Part of a data file:
--- START ---

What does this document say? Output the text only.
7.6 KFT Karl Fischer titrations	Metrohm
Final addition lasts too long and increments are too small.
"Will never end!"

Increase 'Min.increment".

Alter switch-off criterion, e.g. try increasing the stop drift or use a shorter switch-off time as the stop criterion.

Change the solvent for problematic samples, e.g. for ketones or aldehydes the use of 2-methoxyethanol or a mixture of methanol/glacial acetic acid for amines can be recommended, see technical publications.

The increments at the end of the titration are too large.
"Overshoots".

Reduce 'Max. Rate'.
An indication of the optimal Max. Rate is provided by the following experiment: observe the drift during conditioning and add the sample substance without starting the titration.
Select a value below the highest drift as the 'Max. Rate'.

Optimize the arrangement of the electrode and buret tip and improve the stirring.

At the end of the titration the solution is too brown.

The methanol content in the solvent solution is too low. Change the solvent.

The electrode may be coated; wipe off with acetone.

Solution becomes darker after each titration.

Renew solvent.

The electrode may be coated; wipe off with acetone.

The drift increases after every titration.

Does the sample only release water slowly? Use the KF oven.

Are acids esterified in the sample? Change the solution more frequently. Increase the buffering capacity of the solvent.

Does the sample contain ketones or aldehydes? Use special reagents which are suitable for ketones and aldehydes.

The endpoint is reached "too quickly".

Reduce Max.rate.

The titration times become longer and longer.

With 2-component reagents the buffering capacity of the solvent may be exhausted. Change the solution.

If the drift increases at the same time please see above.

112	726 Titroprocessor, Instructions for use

--- END ---

What is being asked
Restate each of the entries above verbatim.

Output of the task
What does this document say? Output the text only.
7.6 KFT Karl Fischer titrations	Metrohm
Final addition lasts too long and increments are too small.
"Will never end!"

Increase 'Min.increment".

Alter switch-off criterion, e.g. try increasing the stop drift or use a shorter switch-off time as the stop criterion.

Change the solvent for problematic samples, e.g. for ketones or aldehydes the use of 2-methoxyethanol or a mixture of methanol/glacial acetic acid for amines can be recommended, see technical publications.

The increments at the end of the titration are too large.
"Overshoots".

Reduce 'Max. Rate'.
An indication of the optimal Max. Rate is provided by the following experiment: observe the drift during conditioning and add the sample substance without starting the titration.
Select a value below the highest drift as the 'Max. Rate'.

Optimize the arrangement of the electrode and buret tip and improve the stirring.

At the end of the titration the solution is too brown.

The methanol content in the solvent solution is too low. Change the solvent.

The electrode may be coated; wipe off with acetone.

Solution becomes darker after each titration.

Renew solvent.

The electrode may be coated; wipe off with acetone.

The drift increases after every titration.

Does the sample only release water slowly? Use the KF oven.

Are acids esterified in the sample? Change the solution more frequently. Increase the buffering capacity of the solvent.

Does the sample contain ketones or aldehydes? Use special reagents which are suitable for ketones and aldehydes.

The endpoint is reached "too quickly".

Reduce Max.rate.

The titration times become longer and longer.

With 2-component reagents the buffering capacity of the solvent may be exhausted. Change the solution.

If the drift increases at the same time please see above.

112	726 Titroprocessor, Instructions for use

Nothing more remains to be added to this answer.